--- start of RECORDS TO USE ---
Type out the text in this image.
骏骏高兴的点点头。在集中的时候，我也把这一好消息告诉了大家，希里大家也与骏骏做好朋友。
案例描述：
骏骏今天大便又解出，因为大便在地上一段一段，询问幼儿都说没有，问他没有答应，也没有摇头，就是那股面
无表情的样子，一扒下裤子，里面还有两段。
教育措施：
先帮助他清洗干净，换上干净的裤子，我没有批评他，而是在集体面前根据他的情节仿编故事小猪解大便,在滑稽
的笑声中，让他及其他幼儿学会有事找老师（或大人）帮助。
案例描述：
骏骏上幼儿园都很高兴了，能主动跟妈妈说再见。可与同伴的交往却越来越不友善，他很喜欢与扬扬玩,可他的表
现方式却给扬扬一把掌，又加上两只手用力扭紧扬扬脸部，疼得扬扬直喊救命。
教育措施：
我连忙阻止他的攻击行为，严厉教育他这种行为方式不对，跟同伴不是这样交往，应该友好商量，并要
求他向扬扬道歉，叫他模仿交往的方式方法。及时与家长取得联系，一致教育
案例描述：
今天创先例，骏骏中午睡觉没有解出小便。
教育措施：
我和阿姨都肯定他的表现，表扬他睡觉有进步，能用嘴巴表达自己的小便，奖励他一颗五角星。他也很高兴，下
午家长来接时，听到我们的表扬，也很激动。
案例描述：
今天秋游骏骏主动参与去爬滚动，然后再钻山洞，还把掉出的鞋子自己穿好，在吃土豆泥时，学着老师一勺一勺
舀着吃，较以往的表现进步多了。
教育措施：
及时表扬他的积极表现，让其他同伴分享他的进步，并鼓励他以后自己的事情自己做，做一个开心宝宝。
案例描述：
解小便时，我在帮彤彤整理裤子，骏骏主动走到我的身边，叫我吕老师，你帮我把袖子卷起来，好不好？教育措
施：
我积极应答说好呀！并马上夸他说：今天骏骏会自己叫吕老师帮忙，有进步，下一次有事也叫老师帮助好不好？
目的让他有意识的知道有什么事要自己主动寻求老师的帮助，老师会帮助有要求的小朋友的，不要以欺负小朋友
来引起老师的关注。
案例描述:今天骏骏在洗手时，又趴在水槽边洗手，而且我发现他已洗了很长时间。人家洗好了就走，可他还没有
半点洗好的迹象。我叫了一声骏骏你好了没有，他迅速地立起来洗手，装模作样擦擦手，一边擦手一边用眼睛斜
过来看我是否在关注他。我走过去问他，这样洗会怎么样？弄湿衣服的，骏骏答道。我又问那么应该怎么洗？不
--- end of RECORDS TO USE ---
--- start of RECORDS TO USE ---
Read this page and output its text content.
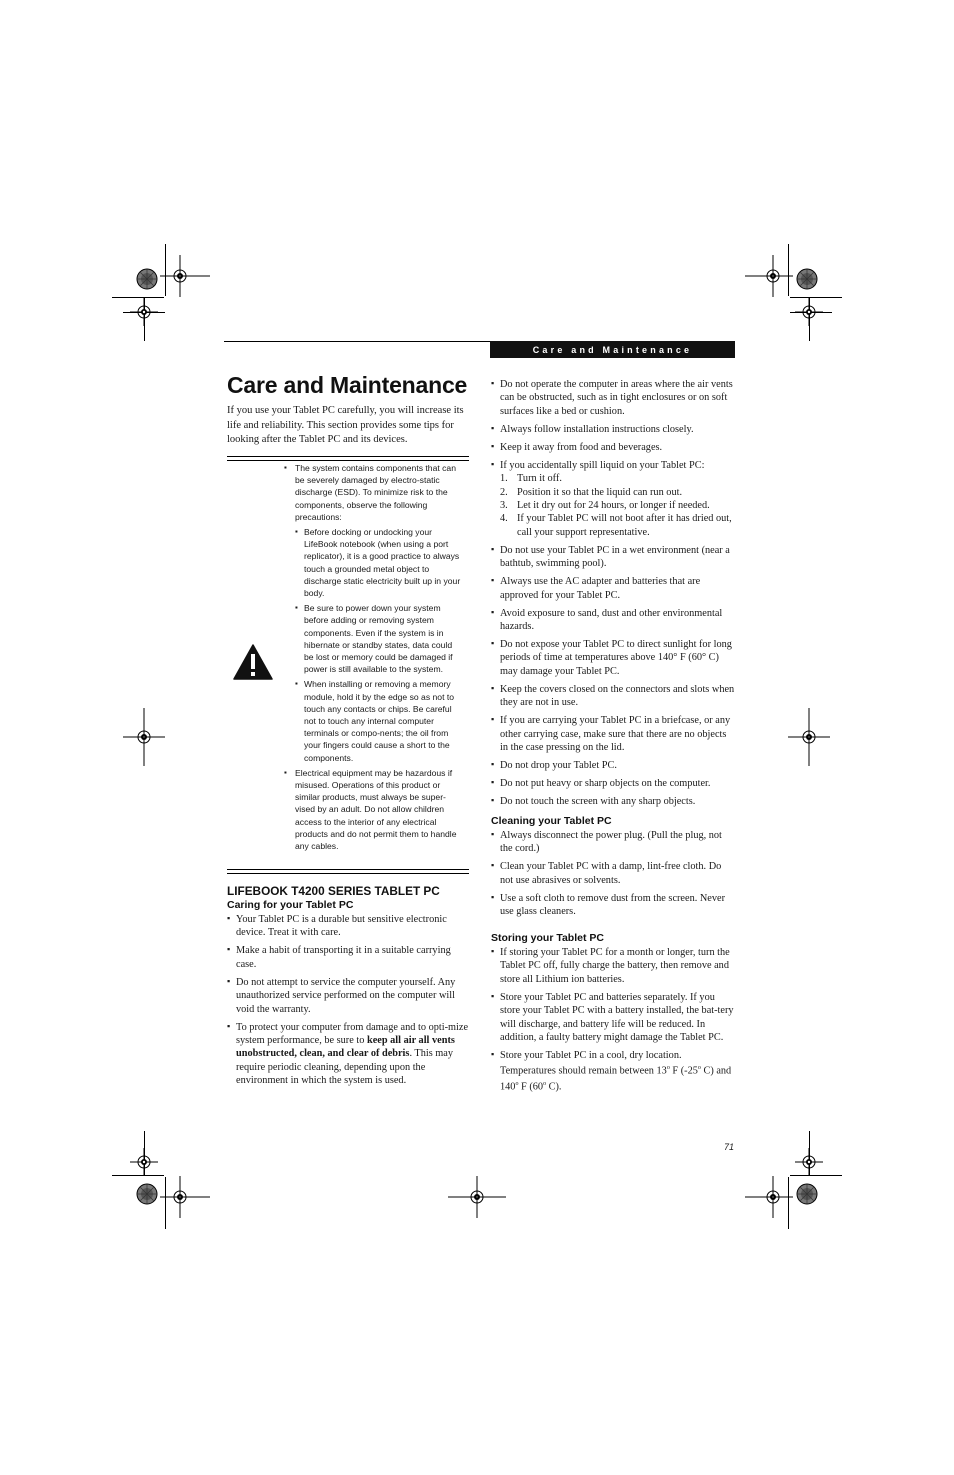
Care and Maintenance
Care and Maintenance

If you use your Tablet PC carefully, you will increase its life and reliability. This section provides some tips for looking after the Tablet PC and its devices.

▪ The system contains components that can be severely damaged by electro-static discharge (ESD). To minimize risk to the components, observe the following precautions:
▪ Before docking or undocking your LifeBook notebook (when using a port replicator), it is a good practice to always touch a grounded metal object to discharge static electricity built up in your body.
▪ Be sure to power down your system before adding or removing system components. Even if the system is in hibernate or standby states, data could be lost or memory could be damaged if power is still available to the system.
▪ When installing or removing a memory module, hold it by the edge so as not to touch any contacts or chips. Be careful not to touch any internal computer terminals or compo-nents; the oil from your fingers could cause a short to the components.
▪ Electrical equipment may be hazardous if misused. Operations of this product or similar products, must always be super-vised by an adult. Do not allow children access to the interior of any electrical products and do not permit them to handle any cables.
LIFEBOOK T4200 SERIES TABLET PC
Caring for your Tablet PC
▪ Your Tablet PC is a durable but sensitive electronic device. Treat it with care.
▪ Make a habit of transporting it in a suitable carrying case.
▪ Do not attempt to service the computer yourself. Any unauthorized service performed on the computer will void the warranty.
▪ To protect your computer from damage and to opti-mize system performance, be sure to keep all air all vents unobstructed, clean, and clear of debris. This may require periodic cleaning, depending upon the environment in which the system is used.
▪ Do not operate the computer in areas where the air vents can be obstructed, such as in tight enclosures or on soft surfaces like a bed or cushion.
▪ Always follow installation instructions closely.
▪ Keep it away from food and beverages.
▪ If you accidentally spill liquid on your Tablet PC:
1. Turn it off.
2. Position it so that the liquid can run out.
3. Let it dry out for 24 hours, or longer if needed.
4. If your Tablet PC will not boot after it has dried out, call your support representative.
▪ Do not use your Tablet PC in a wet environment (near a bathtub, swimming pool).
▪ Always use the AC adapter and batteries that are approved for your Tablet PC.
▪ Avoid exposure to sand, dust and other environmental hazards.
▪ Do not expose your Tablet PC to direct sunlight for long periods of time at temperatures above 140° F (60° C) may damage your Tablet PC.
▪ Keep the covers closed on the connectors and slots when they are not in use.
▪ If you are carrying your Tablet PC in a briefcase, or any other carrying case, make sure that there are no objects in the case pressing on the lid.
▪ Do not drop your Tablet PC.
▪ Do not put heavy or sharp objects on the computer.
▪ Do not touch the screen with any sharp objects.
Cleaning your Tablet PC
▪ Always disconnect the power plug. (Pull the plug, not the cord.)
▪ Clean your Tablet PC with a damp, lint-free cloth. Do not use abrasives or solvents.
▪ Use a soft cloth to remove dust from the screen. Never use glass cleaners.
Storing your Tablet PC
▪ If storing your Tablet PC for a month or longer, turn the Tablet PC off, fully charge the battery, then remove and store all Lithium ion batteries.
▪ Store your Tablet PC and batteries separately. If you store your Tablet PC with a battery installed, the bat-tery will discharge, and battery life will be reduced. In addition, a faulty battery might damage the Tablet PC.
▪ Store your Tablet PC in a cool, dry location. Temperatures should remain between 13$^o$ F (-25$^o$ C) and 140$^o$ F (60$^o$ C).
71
--- end of RECORDS TO USE ---
--- start of RECORDS TO USE ---
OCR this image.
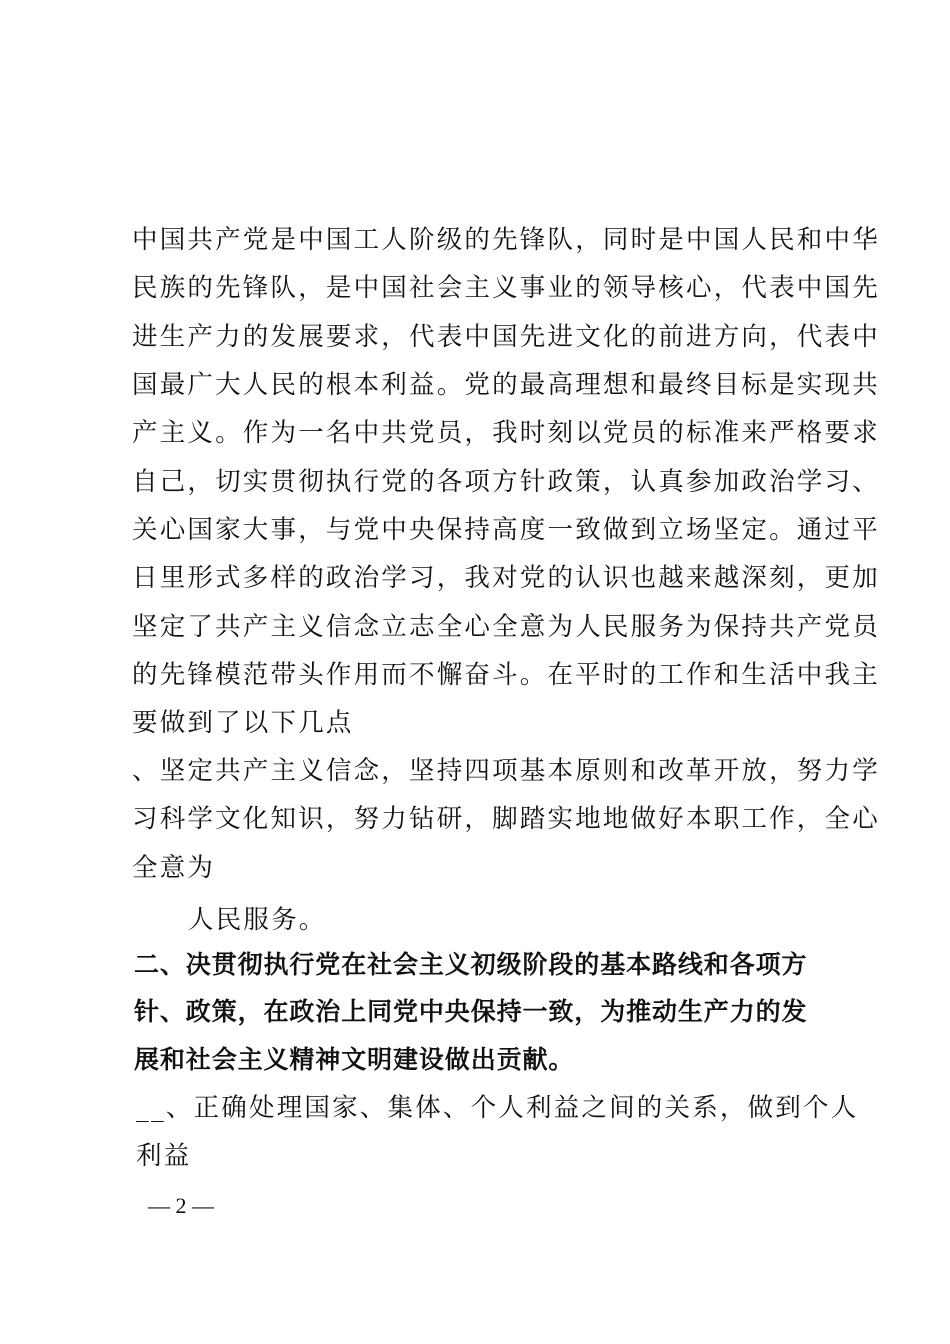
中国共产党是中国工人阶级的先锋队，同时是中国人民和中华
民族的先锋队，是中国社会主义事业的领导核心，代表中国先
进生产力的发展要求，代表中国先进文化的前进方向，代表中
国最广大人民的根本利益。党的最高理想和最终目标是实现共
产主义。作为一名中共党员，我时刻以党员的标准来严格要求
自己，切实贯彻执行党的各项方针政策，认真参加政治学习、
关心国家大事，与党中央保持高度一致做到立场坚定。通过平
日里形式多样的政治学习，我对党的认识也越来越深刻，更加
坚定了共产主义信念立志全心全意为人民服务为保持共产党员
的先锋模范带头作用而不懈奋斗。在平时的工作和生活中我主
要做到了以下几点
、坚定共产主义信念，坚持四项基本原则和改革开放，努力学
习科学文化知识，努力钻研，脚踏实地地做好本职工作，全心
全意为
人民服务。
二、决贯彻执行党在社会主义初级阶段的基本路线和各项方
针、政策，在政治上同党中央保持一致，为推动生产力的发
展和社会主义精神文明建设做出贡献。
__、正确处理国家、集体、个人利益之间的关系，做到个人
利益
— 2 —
--- end of RECORDS TO USE ---
_EXERCISE DESCRIPTION_
Pull every line holding "text" out of the records.

_THE RESULT_
Type out the text in this image.
Read this page and output its text content.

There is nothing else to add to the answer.